[Stored entries]
····················

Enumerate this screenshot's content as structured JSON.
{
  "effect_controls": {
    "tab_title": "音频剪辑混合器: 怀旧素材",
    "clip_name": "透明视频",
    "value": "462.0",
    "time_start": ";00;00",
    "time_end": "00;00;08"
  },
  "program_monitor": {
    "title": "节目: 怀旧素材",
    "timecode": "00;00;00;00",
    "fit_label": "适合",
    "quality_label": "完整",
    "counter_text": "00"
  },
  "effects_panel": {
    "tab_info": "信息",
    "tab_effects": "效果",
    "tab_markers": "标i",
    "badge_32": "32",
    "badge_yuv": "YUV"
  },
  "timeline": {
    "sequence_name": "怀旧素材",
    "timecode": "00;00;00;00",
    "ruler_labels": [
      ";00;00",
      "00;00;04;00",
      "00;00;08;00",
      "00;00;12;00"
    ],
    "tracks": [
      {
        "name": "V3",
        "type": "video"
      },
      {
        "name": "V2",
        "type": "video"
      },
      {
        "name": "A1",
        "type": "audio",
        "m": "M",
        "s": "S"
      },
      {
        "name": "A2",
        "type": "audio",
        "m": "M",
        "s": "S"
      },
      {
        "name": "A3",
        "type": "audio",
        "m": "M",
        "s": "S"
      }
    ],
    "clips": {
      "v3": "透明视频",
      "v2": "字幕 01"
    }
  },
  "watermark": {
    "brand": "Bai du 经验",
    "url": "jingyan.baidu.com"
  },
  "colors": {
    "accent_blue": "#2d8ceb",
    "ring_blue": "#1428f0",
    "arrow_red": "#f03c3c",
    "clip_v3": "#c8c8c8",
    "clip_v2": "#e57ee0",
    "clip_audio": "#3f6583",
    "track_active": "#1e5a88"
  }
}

····················

_TASK:_ Write each line above out exactly.

_SOLUTION TO THIS EXERCISE:_
Enumerate this screenshot's content as structured JSON.
{
  "effect_controls": {
    "tab_title": "音频剪辑混合器: 怀旧素材",
    "clip_name": "透明视频",
    "value": "462.0",
    "time_start": ";00;00",
    "time_end": "00;00;08"
  },
  "program_monitor": {
    "title": "节目: 怀旧素材",
    "timecode": "00;00;00;00",
    "fit_label": "适合",
    "quality_label": "完整",
    "counter_text": "00"
  },
  "effects_panel": {
    "tab_info": "信息",
    "tab_effects": "效果",
    "tab_markers": "标i",
    "badge_32": "32",
    "badge_yuv": "YUV"
  },
  "timeline": {
    "sequence_name": "怀旧素材",
    "timecode": "00;00;00;00",
    "ruler_labels": [
      ";00;00",
      "00;00;04;00",
      "00;00;08;00",
      "00;00;12;00"
    ],
    "tracks": [
      {
        "name": "V3",
        "type": "video"
      },
      {
        "name": "V2",
        "type": "video"
      },
      {
        "name": "A1",
        "type": "audio",
        "m": "M",
        "s": "S"
      },
      {
        "name": "A2",
        "type": "audio",
        "m": "M",
        "s": "S"
      },
      {
        "name": "A3",
        "type": "audio",
        "m": "M",
        "s": "S"
      }
    ],
    "clips": {
      "v3": "透明视频",
      "v2": "字幕 01"
    }
  },
  "watermark": {
    "brand": "Bai du 经验",
    "url": "jingyan.baidu.com"
  },
  "colors": {
    "accent_blue": "#2d8ceb",
    "ring_blue": "#1428f0",
    "arrow_red": "#f03c3c",
    "clip_v3": "#c8c8c8",
    "clip_v2": "#e57ee0",
    "clip_audio": "#3f6583",
    "track_active": "#1e5a88"
  }
}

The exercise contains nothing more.